GOAL
State the number of lines that contain "index", with no other text.

-- start RECORDS FOR THIS EXERCISE --

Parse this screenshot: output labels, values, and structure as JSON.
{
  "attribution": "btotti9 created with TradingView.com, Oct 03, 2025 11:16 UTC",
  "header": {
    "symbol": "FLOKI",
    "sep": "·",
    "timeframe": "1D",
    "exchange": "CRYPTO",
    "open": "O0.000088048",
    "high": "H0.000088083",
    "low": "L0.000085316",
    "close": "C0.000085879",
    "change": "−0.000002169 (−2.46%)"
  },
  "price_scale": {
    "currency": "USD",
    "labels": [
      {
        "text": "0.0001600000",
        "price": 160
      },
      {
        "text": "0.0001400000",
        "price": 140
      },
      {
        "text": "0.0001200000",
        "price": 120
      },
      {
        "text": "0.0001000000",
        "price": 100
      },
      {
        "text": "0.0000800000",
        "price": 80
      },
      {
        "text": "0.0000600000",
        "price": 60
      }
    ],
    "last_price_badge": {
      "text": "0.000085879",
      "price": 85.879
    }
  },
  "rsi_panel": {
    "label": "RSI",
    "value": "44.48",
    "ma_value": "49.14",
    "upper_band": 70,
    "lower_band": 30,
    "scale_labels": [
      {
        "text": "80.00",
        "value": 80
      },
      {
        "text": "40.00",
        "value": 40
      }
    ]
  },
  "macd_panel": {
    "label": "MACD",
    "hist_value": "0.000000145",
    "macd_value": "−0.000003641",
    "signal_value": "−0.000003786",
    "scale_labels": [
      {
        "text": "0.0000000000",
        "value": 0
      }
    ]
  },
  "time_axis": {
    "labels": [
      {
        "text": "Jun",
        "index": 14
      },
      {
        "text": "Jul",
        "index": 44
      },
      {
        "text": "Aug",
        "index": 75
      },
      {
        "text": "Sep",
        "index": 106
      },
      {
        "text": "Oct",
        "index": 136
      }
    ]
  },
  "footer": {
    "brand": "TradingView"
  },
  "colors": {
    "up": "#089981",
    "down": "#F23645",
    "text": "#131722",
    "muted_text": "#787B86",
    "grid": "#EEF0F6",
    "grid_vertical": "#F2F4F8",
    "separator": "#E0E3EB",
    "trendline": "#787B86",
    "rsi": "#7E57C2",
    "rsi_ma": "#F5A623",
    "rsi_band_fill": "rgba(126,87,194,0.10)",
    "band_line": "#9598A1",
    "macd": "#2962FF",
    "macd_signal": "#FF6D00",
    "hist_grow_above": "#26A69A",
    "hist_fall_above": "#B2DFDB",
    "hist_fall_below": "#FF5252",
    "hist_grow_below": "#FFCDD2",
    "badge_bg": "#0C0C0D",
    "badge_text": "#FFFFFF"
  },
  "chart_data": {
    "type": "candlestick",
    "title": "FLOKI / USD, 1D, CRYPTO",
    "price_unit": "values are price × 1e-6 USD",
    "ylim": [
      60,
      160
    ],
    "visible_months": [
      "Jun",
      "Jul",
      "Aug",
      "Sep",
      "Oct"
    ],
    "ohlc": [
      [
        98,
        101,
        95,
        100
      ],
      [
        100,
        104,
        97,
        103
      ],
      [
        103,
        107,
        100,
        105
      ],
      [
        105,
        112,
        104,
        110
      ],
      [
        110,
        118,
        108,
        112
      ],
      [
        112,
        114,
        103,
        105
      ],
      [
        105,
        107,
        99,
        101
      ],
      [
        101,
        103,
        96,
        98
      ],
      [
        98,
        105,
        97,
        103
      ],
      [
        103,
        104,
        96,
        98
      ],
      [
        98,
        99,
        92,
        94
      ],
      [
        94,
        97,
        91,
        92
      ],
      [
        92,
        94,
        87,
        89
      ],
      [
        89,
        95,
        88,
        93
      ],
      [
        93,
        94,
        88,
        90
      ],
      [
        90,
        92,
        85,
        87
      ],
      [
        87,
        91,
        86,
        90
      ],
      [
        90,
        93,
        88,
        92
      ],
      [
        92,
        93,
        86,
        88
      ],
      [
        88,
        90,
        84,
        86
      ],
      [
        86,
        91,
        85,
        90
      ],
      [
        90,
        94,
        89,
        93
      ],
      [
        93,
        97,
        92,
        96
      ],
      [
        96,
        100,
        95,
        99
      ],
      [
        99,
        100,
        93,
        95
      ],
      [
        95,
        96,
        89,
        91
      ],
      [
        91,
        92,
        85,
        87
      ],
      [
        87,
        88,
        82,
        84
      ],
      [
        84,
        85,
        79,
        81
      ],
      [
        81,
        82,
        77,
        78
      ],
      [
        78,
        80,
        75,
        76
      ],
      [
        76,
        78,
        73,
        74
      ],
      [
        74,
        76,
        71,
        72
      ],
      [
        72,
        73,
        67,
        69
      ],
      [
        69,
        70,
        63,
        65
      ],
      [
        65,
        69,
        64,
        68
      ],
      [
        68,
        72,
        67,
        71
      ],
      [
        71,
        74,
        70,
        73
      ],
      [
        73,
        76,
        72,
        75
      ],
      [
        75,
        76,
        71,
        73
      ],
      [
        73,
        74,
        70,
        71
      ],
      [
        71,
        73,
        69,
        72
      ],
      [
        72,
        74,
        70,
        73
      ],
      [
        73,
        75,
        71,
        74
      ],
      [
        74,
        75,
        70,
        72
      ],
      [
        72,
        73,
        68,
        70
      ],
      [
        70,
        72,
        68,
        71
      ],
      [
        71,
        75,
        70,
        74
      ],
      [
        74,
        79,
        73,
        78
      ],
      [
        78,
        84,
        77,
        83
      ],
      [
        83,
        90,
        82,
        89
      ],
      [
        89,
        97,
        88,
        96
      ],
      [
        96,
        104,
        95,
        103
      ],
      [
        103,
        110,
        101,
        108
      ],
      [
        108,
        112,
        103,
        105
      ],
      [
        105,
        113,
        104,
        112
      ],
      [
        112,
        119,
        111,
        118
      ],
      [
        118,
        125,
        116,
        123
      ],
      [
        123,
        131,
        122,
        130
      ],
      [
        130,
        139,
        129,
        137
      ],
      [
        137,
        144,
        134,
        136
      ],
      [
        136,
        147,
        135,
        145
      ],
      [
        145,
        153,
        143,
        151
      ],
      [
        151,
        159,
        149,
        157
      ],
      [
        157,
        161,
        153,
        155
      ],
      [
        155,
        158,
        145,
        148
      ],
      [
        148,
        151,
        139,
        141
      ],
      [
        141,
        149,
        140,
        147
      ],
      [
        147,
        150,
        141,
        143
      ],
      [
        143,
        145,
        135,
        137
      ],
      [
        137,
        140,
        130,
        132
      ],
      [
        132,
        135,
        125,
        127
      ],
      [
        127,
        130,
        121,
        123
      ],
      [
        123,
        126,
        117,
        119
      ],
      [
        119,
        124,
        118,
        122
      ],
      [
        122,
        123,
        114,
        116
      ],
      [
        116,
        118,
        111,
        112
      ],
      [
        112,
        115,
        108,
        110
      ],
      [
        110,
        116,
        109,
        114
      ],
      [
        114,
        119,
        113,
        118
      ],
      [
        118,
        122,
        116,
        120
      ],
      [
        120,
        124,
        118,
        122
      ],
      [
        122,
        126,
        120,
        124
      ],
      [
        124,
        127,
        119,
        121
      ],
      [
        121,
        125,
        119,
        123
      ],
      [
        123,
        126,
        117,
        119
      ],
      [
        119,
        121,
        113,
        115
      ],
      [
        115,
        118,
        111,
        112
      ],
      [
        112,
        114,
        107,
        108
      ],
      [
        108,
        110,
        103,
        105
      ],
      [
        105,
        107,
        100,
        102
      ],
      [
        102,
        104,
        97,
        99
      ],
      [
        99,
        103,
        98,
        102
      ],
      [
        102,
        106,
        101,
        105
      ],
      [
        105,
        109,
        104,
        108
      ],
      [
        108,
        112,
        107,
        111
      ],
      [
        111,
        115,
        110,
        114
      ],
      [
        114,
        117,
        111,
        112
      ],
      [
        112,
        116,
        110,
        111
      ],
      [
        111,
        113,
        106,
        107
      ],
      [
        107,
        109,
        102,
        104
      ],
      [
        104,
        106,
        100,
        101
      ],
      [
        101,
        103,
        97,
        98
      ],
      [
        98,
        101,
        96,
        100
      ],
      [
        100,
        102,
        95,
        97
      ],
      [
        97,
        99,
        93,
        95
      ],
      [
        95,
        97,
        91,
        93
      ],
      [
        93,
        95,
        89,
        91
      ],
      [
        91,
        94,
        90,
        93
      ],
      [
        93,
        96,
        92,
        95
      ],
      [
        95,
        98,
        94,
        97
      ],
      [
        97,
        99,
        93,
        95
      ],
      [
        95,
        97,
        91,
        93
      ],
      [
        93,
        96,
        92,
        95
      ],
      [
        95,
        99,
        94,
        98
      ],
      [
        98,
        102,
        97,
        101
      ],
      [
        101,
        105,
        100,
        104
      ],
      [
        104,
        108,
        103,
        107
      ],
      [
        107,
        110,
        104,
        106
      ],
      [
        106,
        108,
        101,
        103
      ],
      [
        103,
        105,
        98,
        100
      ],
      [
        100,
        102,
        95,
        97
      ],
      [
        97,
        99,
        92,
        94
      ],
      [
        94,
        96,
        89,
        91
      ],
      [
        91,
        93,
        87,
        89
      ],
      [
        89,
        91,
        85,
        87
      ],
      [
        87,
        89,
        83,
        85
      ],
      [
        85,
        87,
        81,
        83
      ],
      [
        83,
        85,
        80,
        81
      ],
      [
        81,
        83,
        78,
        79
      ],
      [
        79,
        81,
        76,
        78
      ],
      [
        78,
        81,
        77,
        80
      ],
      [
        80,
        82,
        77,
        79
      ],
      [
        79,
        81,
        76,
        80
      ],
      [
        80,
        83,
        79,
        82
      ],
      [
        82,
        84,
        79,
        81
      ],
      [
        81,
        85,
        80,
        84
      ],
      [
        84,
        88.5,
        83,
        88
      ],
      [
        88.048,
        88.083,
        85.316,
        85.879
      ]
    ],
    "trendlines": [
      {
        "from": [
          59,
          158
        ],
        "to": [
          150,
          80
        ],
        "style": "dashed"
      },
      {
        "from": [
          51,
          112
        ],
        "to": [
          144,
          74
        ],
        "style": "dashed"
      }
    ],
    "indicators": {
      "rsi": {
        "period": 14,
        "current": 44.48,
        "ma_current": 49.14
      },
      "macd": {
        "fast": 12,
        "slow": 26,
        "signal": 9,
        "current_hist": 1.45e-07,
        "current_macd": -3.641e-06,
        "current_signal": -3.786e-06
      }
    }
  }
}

-- end RECORDS FOR THIS EXERCISE --

OUTPUT FOR THIS EXERCISE
5